##### Given data

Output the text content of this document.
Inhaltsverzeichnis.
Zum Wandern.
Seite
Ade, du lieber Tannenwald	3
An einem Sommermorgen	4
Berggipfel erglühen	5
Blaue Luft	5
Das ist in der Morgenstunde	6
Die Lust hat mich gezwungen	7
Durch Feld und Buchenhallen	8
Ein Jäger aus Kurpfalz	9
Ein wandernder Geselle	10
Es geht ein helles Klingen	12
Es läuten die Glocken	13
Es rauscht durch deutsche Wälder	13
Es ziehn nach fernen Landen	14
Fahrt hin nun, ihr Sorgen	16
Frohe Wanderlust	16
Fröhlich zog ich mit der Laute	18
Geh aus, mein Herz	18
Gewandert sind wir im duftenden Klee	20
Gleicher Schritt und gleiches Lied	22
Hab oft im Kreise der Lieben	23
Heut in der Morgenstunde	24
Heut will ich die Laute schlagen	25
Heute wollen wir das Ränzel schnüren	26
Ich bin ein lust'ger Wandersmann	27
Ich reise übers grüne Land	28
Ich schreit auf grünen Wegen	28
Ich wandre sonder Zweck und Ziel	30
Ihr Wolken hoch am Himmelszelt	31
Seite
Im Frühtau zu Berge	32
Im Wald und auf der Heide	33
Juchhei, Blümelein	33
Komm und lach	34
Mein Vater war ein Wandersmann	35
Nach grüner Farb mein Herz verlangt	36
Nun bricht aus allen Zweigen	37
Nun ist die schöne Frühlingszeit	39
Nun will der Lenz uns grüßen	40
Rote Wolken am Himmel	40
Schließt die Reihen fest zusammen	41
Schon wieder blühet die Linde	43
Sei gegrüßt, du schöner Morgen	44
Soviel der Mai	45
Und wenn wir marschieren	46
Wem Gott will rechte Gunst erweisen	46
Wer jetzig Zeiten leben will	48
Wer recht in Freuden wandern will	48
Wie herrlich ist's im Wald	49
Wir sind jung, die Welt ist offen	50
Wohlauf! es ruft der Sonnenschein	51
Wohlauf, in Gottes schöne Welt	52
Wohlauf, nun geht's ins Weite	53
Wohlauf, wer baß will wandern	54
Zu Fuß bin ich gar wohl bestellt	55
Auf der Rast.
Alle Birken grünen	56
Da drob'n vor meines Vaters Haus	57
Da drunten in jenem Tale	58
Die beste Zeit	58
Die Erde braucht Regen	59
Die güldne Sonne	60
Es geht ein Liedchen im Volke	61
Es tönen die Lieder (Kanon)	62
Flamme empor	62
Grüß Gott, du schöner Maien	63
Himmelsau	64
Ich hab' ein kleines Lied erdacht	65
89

##########

_Work to be completed:_ Check each line of the entries above for the word "grünen". List the ones that have it.

_The result:_
Ich schreit auf grünen Wegen	28
Alle Birken grünen	56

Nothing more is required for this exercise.